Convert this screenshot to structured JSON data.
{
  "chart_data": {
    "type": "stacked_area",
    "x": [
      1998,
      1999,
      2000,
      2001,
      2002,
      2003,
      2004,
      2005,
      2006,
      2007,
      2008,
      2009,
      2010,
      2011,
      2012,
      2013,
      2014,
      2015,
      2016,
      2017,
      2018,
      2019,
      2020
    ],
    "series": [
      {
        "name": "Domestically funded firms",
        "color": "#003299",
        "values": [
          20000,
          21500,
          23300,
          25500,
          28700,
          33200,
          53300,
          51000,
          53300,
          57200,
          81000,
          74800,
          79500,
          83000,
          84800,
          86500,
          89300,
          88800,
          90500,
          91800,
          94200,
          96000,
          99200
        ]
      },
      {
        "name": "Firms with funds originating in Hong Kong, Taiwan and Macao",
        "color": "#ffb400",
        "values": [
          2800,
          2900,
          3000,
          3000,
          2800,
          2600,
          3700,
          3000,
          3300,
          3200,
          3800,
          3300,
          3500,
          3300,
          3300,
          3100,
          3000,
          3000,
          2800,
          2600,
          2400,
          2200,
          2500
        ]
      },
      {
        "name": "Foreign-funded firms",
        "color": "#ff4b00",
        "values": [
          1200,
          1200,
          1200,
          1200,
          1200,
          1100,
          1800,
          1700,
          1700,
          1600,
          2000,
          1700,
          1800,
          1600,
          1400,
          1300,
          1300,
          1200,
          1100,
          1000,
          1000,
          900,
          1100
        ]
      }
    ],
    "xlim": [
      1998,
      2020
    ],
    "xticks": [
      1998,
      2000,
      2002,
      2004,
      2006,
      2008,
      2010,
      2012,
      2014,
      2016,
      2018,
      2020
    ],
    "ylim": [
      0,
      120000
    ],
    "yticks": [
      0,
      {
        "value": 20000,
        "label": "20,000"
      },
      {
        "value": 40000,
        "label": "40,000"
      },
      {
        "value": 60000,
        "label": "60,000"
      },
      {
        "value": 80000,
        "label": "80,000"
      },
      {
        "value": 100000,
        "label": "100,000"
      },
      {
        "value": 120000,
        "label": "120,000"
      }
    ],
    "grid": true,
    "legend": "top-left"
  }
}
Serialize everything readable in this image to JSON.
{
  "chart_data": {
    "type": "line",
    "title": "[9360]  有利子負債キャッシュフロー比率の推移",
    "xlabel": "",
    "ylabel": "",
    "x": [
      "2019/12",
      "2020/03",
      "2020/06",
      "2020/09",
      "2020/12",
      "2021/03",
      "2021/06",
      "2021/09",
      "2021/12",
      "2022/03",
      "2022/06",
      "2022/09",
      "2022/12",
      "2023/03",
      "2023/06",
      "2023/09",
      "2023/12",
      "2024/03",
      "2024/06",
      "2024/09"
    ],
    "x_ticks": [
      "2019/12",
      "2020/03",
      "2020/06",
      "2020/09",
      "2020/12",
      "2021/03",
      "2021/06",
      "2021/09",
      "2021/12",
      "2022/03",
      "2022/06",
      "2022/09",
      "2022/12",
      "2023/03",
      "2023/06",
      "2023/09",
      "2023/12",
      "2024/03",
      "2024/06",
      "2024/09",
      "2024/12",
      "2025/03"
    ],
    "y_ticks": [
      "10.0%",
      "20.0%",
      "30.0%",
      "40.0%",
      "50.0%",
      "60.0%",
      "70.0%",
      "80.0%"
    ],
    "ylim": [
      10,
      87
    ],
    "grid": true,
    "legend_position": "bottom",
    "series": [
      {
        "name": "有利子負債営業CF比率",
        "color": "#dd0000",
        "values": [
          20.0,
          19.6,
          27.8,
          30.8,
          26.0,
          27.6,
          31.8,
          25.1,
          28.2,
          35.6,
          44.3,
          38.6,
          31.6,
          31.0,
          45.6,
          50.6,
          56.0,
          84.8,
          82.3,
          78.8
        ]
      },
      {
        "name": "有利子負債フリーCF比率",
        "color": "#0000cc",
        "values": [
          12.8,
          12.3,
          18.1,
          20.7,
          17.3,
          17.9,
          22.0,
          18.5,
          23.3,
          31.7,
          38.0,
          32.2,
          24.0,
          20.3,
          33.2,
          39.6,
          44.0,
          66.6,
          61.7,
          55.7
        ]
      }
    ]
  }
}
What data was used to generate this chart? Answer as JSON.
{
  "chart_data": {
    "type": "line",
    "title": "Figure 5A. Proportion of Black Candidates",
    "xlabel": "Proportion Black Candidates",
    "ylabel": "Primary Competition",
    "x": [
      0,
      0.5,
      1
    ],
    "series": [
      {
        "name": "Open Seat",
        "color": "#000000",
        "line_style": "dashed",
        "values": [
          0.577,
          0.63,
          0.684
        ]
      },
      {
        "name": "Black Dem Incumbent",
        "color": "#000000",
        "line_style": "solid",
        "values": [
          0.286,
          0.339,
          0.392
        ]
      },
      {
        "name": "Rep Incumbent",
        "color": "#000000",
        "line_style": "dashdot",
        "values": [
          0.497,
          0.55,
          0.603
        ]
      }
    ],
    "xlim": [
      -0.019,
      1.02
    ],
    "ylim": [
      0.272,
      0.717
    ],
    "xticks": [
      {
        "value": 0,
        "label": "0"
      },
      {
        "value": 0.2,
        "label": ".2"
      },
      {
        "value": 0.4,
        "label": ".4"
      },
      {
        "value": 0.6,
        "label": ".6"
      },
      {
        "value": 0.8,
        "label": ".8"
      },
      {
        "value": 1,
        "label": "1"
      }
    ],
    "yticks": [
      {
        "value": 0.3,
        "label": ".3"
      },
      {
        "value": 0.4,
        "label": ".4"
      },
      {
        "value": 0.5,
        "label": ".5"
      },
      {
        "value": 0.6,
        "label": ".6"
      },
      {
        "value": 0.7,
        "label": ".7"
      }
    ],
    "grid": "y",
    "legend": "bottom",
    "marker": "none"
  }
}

=======

> Request
Search the data above for the string "bottom" and return every line that has it.

> Result
    "legend_position": "bottom",
    "legend": "bottom",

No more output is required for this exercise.